Subjects did not place their hands inside the device, nor did they touch the device.
This is an exploratory study to look for a protective effect on the blood from the active Travel Bloc device compared to an identical but inactive sham device. Results showed that the active Travel Bloc
produced protective effects on the blood, with less rouleaux, reduced non-specific blood cell aggregates, reduced fibrin formation, and increased white blood cell motility, while sham effects on the blood were negligible.
1. Does the Travel Bloc device help protect human subjects from adverse blood changes seen upon exposure to microwave radiation from a 4G Wi-Fi router?

**Recorded data**
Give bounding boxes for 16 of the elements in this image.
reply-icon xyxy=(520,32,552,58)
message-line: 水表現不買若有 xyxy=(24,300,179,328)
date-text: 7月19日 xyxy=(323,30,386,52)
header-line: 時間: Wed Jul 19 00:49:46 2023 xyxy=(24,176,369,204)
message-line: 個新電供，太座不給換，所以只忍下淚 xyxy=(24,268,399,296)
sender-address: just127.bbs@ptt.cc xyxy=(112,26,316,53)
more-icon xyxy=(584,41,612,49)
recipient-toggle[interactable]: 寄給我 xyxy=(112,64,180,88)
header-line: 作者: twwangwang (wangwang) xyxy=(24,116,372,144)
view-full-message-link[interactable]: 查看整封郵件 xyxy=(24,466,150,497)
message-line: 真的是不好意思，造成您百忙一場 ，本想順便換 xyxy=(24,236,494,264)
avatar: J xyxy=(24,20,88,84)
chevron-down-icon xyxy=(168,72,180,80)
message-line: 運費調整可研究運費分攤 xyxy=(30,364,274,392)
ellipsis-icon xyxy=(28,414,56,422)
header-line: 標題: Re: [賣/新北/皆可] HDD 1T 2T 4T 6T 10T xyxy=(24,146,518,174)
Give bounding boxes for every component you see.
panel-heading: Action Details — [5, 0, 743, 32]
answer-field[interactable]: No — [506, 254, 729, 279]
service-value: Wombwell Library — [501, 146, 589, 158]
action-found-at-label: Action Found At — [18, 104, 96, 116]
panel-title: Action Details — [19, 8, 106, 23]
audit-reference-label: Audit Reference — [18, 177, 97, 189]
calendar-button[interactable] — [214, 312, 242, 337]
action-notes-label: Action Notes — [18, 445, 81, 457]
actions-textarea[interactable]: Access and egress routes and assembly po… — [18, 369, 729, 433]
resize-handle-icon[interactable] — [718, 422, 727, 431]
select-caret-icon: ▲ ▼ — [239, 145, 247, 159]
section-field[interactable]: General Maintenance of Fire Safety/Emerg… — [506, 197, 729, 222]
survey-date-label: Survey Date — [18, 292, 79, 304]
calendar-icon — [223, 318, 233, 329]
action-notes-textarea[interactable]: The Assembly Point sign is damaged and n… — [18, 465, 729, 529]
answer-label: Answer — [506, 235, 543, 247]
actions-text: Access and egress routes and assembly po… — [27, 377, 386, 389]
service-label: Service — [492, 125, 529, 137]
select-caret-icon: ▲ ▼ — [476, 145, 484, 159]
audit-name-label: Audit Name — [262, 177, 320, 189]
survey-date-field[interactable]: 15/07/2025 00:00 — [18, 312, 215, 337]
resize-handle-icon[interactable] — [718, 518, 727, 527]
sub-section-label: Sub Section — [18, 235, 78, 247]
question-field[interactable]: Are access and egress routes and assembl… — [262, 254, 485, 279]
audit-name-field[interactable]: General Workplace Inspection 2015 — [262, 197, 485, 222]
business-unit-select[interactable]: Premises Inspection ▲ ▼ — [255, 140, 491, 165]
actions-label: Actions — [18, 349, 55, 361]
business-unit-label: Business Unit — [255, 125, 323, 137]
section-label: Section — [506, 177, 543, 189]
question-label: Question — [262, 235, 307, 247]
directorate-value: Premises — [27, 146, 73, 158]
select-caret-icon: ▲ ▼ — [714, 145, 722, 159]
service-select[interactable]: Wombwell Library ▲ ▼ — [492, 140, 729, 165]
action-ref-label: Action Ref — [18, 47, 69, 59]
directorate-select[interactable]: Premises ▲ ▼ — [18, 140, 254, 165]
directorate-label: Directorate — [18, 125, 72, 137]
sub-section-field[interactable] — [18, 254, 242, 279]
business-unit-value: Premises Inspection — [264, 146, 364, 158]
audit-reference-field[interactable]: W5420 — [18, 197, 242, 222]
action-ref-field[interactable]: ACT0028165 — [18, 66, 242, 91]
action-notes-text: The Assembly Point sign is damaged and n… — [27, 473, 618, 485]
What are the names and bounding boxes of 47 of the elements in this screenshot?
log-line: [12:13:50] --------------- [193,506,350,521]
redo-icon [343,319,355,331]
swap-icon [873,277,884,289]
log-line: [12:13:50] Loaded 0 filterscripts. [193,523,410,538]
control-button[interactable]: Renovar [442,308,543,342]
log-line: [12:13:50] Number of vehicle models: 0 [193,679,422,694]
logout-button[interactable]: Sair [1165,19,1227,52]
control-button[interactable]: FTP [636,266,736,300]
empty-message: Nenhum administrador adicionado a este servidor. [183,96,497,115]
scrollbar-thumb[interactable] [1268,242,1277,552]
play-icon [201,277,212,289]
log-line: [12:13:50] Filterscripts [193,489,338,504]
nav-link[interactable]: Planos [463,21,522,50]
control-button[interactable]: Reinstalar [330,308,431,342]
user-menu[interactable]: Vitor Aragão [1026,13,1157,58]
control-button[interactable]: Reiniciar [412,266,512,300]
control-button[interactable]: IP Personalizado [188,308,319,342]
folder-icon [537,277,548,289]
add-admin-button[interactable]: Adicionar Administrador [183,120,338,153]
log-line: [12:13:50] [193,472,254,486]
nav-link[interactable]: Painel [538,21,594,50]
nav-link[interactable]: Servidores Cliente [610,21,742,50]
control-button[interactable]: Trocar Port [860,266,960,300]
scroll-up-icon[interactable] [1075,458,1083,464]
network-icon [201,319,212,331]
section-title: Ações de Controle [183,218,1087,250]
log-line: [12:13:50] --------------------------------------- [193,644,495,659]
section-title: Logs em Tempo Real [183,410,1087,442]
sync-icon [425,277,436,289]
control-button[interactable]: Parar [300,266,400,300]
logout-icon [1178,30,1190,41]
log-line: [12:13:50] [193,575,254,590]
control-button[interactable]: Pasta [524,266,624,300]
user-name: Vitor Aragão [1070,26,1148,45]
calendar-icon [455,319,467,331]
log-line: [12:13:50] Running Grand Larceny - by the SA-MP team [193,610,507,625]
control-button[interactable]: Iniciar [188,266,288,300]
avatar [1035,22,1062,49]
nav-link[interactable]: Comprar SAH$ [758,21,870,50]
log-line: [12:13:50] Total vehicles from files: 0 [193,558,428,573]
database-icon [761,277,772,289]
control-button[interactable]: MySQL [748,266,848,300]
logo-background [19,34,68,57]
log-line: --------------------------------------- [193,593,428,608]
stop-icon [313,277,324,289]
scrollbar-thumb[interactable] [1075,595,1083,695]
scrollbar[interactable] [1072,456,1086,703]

**Exercise instructions**
**1)** List the protective effects on the blood that the Travel Bloc study excerpt reports for the active device.
**2)** Continue the Travel Bloc study excerpt after its numbered question about microwave radiation from a 4G Wi-Fi router.

**Response list**
**1)**
- less rouleaux
- reduced non-specific blood cell aggregates
- reduced fibrin formation
- increased white blood cell motility

**2)**
Previous pilot studies showed that humans exposed to a Wi-Fi modem/router for 10 minutes, switched on, but not downloading nor uploading data, showed adverse changes in the blood as seen via dark-field live blood analysis (Rubik, 2021; Rubik 2022). The present study was conducted to look for an effect of the Travel Bloc device compared to an identical but inactive sham or placebo device. Subjects did not place their hands inside the device, nor did they touch the device, which was placed approximately 2 meters from the subject. The study was randomized, blinded, and sham-controlled. A technique called live blood analysis or whole blood microscopy was used. Peripheral blood samples taken from subjects’ fingertips were placed on glass slides under a dark-field microscope, photographed, and scored by a trained research microscopist using a Likert scale for (0 to 4, with 4 being the maximum), for each blood parameter. These data were analyzed and compared to determine which of various blood morphologies may have changed in relation to the exposure condition. Because the sample size (N=4 subjects) was very small, only descriptive statistics were employed.
Subjects were healthy adults consisting of 2 males and 2 females ranging from 43 to 81 years of age, with a mean age of 64 years. An older population was deliberately selected because previously the researcher discovered that older adults showed more adverse effects to wireless radiation as observed in the blood. The same 4 subjects had been tested previously in 2021 using the Leela Quantum Bloc device. None of the subjects had a diagnosis of electrosensitivity.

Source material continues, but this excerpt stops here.